Items from a data source:
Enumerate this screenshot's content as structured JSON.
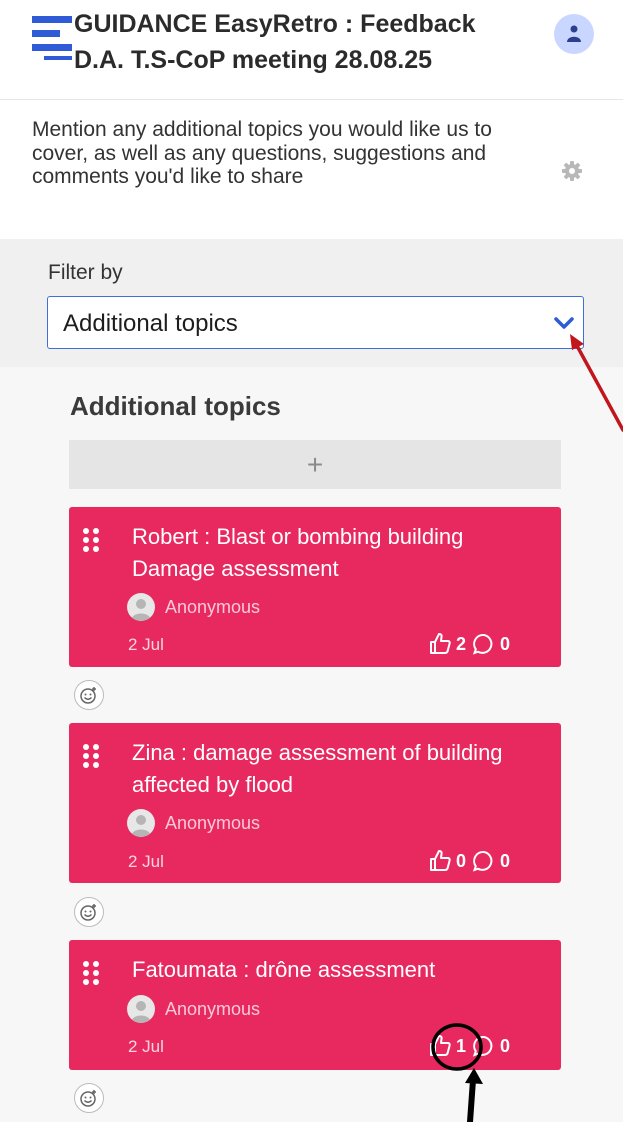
{
  "header": {
    "title_line1": "GUIDANCE EasyRetro : Feedback",
    "title_line2": "D.A. T.S-CoP meeting 28.08.25"
  },
  "description": "Mention any additional topics you would like us to cover, as well as any questions, suggestions and comments you'd like to share",
  "filter": {
    "label": "Filter by",
    "selected": "Additional topics"
  },
  "column": {
    "title": "Additional topics",
    "add_symbol": "+"
  },
  "cards": [
    {
      "text": "Robert : Blast or bombing building Damage assessment",
      "author": "Anonymous",
      "date": "2 Jul",
      "likes": "2",
      "comments": "0"
    },
    {
      "text": "Zina : damage assessment of building affected by flood",
      "author": "Anonymous",
      "date": "2 Jul",
      "likes": "0",
      "comments": "0"
    },
    {
      "text": "Fatoumata : drône assessment",
      "author": "Anonymous",
      "date": "2 Jul",
      "likes": "1",
      "comments": "0"
    }
  ],
  "colors": {
    "card": "#e8295f",
    "accent": "#3f6fd8",
    "logo": "#2f5bd6",
    "annotation_red": "#c0161c",
    "annotation_black": "#000000"
  },
  "icons": [
    "logo-icon",
    "user-icon",
    "gear-icon",
    "chevron-down-icon",
    "drag-handle-icon",
    "thumbs-up-icon",
    "comment-icon",
    "add-reaction-icon"
  ]
}
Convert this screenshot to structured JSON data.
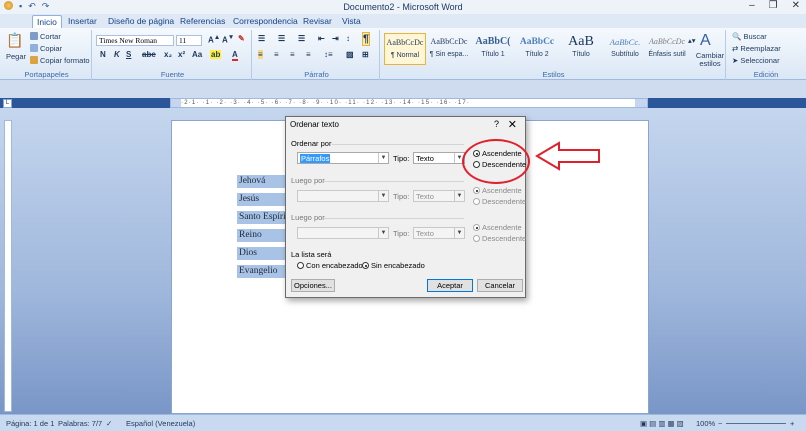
{
  "window": {
    "title": "Documento2 - Microsoft Word"
  },
  "quick_access": {
    "icons": [
      "save-icon",
      "undo-icon",
      "redo-icon"
    ]
  },
  "tabs": [
    "Inicio",
    "Insertar",
    "Diseño de página",
    "Referencias",
    "Correspondencia",
    "Revisar",
    "Vista"
  ],
  "ribbon": {
    "clipboard": {
      "paste_label": "Pegar",
      "cut_label": "Cortar",
      "copy_label": "Copiar",
      "format_painter_label": "Copiar formato",
      "group_label": "Portapapeles"
    },
    "font": {
      "font_name": "Times New Roman",
      "font_size": "11",
      "group_label": "Fuente",
      "bold": "N",
      "italic": "K",
      "underline": "S"
    },
    "paragraph": {
      "group_label": "Párrafo"
    },
    "styles": {
      "group_label": "Estilos",
      "items": [
        {
          "sample": "AaBbCcDc",
          "name": "¶ Normal",
          "selected": true
        },
        {
          "sample": "AaBbCcDc",
          "name": "¶ Sin espa..."
        },
        {
          "sample": "AaBbC(",
          "name": "Título 1"
        },
        {
          "sample": "AaBbCc",
          "name": "Título 2"
        },
        {
          "sample": "AaB",
          "name": "Título"
        },
        {
          "sample": "AaBbCc.",
          "name": "Subtítulo"
        },
        {
          "sample": "AaBbCcDc",
          "name": "Énfasis sutil"
        }
      ],
      "change_styles_label": "Cambiar estilos"
    },
    "editing": {
      "find_label": "Buscar",
      "replace_label": "Reemplazar",
      "select_label": "Seleccionar",
      "group_label": "Edición"
    }
  },
  "ruler": {
    "numbers": "·2·1·  ·1·  ·2·  ·3·  ·4·  ·5·  ·6·  ·7·  ·8·  ·9· ·10· ·11· ·12· ·13· ·14· ·15· ·16· ·17·"
  },
  "document": {
    "words": [
      "Jehová",
      "Jesús",
      "Santo Espíritu",
      "Reino",
      "Dios",
      "Evangelio"
    ]
  },
  "dialog": {
    "title": "Ordenar texto",
    "help": "?",
    "sort_by_label": "Ordenar por",
    "sort_by_value": "Párrafos",
    "type_label": "Tipo:",
    "type_value": "Texto",
    "asc_label": "Ascendente",
    "desc_label": "Descendente",
    "then_by_label": "Luego por",
    "then_by_label2": "Luego por",
    "list_is_label": "La lista será",
    "with_header_label": "Con encabezado",
    "without_header_label": "Sin encabezado",
    "options_button": "Opciones...",
    "ok_button": "Aceptar",
    "cancel_button": "Cancelar"
  },
  "annotation": {
    "color": "#e0202a"
  },
  "status": {
    "page": "Página: 1 de 1",
    "words": "Palabras: 7/7",
    "language": "Español (Venezuela)",
    "zoom": "100%"
  }
}
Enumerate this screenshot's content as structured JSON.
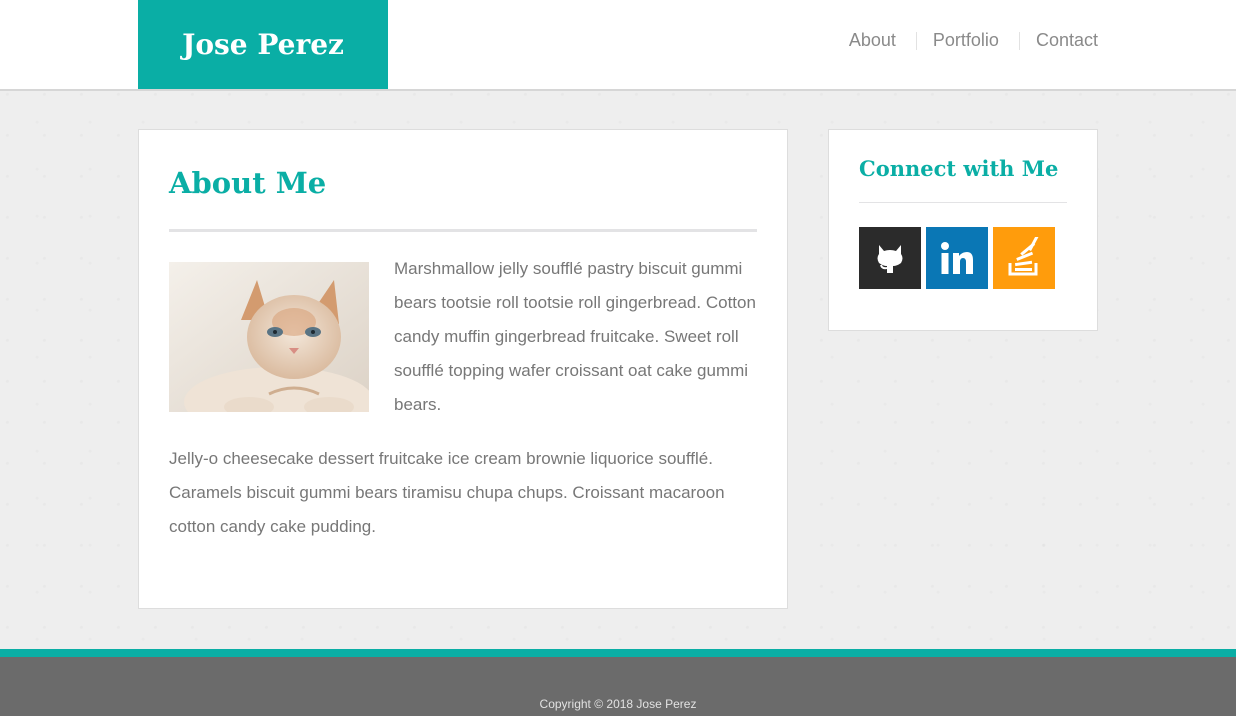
{
  "header": {
    "logo_text": "Jose Perez",
    "nav": [
      {
        "label": "About"
      },
      {
        "label": "Portfolio"
      },
      {
        "label": "Contact"
      }
    ]
  },
  "main": {
    "title": "About Me",
    "paragraph1": "Marshmallow jelly soufflé pastry biscuit gummi bears tootsie roll tootsie roll gingerbread. Cotton candy muffin gingerbread fruitcake. Sweet roll soufflé topping wafer croissant oat cake gummi bears.",
    "paragraph2": "Jelly-o cheesecake dessert fruitcake ice cream brownie liquorice soufflé. Caramels biscuit gummi bears tiramisu chupa chups. Croissant macaroon cotton candy cake pudding.",
    "image": {
      "icon": "cat-photo"
    }
  },
  "sidebar": {
    "title": "Connect with Me",
    "social": [
      {
        "icon": "github-icon",
        "color": "#2b2b2b"
      },
      {
        "icon": "linkedin-icon",
        "color": "#0a77b5"
      },
      {
        "icon": "stackoverflow-icon",
        "color": "#ff9c0c"
      }
    ]
  },
  "footer": {
    "copyright": "Copyright © 2018 Jose Perez"
  },
  "colors": {
    "accent": "#0aaea5",
    "text": "#777777",
    "footer_bg": "#6b6b6b"
  }
}
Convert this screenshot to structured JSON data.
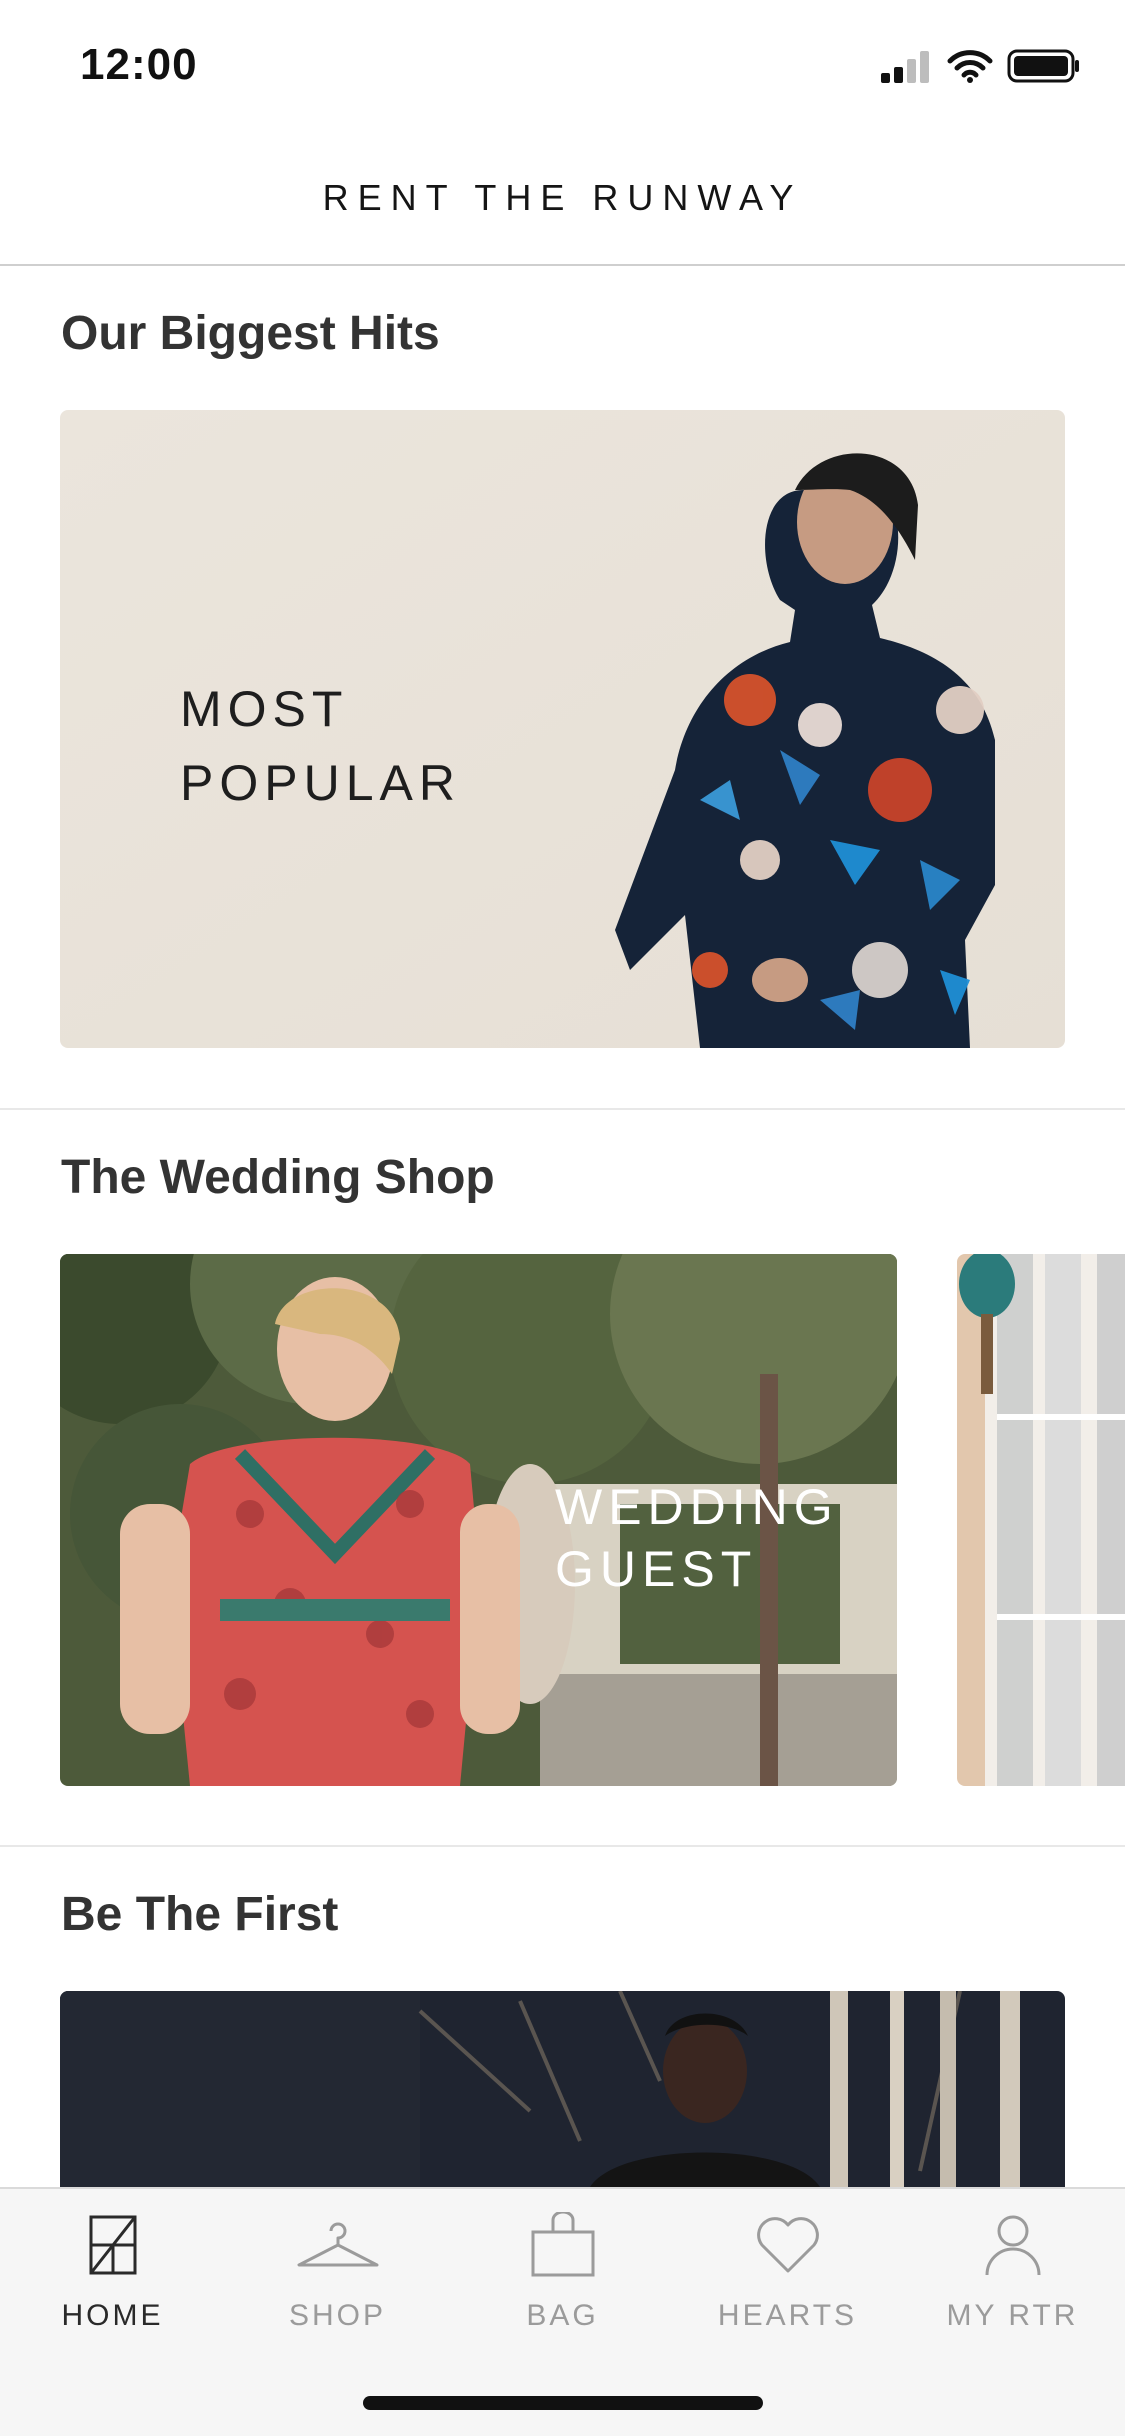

▸ **Requirement**: Copy out the lines that hold "sample".

▸ **Complete answer**:
          "sample": "AaBbCcDc",
          "sample": "AaBbCcDc",
          "sample": "AaBbC(",
          "sample": "AaBbCc",
          "sample": "AaB",
          "sample": "AaBbCc.",
          "sample": "AaBbCcDc",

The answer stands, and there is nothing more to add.